▶ [JOB]: Present every line in which the string "describe" appears.

==== SOURCE RECORDS ====

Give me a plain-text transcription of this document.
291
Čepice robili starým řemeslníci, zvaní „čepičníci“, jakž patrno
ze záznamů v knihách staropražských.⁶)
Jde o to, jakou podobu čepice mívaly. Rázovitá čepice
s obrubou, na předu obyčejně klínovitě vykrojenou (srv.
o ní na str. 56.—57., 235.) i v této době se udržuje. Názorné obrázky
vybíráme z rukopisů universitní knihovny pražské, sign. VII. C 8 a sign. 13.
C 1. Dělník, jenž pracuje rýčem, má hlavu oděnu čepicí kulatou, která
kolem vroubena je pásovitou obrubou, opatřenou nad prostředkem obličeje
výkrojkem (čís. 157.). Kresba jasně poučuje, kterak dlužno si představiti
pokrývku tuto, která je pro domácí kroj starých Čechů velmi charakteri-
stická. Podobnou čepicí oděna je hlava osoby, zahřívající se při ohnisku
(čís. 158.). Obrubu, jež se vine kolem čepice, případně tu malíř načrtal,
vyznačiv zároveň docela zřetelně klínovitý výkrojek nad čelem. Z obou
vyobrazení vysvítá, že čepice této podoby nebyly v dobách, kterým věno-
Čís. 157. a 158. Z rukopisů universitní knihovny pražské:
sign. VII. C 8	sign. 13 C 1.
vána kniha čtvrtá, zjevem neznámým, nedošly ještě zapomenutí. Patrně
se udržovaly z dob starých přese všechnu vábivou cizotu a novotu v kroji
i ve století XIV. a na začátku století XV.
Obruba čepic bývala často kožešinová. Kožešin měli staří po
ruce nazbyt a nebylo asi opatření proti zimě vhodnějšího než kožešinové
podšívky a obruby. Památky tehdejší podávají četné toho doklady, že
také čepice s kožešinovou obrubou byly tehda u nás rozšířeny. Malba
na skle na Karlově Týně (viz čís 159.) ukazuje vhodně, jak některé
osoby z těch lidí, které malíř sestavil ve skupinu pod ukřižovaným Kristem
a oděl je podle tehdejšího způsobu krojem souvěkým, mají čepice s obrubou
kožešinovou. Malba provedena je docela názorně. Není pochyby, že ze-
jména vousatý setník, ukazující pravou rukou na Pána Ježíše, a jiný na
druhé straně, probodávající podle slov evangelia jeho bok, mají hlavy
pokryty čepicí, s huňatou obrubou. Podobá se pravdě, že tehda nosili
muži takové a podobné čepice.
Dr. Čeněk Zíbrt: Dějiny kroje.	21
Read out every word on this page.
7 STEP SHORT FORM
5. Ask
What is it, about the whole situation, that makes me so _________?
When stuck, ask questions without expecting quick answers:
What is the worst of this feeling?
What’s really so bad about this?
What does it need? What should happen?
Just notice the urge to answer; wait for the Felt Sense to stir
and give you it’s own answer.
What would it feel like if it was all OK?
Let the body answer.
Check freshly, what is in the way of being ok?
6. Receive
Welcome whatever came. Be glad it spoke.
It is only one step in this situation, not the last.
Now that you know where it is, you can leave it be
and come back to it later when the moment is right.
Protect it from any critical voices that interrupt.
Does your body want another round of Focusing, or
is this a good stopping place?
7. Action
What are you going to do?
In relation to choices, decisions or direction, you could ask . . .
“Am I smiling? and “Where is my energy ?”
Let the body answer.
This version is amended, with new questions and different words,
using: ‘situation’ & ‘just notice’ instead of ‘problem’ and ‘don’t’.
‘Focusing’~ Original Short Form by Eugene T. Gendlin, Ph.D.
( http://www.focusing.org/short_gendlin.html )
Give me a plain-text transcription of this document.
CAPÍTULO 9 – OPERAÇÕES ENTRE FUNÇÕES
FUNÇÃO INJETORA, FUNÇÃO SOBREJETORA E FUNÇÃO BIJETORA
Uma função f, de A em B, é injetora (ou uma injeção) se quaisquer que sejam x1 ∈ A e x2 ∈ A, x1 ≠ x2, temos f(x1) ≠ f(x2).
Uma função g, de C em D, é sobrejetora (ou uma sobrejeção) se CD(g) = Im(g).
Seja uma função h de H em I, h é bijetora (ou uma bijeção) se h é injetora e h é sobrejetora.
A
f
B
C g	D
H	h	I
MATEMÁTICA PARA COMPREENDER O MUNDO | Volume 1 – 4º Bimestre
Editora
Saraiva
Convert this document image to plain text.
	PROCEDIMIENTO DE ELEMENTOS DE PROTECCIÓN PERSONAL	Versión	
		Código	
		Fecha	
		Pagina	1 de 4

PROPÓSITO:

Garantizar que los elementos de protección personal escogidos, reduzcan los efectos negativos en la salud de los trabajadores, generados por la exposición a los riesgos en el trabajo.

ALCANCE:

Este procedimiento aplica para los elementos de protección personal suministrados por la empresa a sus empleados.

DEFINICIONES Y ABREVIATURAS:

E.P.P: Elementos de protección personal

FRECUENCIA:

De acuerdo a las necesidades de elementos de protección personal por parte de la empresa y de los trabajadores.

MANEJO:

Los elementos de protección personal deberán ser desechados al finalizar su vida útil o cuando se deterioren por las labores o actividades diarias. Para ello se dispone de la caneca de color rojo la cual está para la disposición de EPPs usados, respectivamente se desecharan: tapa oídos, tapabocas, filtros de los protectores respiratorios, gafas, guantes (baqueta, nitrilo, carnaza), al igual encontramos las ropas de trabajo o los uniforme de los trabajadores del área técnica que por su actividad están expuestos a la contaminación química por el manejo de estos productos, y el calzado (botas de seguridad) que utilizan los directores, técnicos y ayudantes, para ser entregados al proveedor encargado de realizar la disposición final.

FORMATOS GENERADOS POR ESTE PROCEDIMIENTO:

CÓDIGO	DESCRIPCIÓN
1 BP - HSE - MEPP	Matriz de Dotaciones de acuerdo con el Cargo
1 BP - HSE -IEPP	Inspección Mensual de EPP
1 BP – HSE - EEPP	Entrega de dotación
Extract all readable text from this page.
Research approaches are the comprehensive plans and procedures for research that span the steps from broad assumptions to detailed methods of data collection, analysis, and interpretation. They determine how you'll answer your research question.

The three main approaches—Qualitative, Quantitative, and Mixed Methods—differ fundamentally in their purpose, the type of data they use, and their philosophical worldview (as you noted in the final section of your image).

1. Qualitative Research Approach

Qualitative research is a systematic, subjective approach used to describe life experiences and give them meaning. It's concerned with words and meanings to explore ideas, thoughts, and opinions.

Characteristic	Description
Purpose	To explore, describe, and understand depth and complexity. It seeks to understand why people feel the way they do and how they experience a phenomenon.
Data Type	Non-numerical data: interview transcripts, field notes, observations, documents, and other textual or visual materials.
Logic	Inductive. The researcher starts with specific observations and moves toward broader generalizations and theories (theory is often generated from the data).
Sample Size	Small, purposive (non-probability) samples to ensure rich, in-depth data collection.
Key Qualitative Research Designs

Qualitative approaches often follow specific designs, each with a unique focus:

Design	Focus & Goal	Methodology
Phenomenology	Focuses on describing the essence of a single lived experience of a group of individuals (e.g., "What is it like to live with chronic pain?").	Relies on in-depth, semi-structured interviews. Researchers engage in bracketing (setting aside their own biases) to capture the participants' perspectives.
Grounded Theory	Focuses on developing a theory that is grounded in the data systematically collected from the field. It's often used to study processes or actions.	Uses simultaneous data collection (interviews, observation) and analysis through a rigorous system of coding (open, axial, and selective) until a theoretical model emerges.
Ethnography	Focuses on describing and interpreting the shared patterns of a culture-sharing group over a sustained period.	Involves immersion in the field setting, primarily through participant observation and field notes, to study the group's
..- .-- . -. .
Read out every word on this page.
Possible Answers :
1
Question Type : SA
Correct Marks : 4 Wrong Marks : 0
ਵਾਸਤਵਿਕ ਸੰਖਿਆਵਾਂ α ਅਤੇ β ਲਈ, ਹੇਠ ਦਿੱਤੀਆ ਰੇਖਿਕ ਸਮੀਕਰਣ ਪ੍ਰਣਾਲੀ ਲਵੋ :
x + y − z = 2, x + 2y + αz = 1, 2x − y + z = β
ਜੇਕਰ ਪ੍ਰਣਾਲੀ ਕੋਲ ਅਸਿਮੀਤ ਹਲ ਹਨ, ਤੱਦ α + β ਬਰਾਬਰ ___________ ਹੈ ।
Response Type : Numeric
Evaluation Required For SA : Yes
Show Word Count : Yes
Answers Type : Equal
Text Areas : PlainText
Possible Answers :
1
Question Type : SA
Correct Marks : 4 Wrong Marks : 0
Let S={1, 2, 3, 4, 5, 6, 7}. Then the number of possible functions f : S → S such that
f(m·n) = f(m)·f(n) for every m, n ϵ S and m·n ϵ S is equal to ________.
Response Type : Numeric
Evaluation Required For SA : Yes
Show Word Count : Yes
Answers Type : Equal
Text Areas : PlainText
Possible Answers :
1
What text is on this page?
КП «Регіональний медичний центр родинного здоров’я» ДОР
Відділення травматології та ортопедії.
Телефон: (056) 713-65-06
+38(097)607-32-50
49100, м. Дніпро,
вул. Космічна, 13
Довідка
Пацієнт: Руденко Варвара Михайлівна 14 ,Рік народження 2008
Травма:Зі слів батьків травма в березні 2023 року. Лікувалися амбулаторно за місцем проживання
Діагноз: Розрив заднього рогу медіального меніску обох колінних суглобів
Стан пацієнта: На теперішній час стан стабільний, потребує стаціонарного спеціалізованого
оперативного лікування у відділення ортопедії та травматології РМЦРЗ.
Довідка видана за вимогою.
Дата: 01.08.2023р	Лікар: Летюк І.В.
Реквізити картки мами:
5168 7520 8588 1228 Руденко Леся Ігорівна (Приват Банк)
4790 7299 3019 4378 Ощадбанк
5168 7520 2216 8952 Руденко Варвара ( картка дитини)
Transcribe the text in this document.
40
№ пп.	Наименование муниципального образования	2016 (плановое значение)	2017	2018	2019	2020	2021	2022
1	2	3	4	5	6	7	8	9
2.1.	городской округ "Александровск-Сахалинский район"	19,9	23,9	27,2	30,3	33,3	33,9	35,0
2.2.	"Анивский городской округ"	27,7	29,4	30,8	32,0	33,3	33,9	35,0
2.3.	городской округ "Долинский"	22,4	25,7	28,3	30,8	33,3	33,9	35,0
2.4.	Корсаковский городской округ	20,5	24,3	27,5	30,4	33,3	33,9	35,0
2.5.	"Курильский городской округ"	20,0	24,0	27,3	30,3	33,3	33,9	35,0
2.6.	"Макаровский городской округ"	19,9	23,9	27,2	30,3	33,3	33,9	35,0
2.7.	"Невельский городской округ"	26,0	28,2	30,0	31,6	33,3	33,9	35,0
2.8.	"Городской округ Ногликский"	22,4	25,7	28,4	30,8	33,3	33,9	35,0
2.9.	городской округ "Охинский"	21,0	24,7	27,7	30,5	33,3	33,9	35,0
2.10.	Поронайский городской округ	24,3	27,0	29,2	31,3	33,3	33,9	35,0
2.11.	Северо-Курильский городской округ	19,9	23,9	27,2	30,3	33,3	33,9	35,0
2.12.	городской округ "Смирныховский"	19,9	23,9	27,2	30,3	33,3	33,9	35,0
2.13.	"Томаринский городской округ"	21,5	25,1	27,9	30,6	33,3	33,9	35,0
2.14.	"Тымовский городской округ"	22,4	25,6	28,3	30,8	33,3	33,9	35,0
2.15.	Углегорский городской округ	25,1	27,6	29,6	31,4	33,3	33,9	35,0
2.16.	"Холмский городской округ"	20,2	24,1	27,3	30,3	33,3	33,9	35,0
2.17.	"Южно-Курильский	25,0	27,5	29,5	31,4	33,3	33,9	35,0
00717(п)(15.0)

====

▶ [EXPECTED OUTPUT]:
Qualitative research is a systematic, subjective approach used to describe life experiences and give them meaning. It's concerned with words and meanings to explore ideas, thoughts, and opinions.
Purpose	To explore, describe, and understand depth and complexity. It seeks to understand why people feel the way they do and how they experience a phenomenon.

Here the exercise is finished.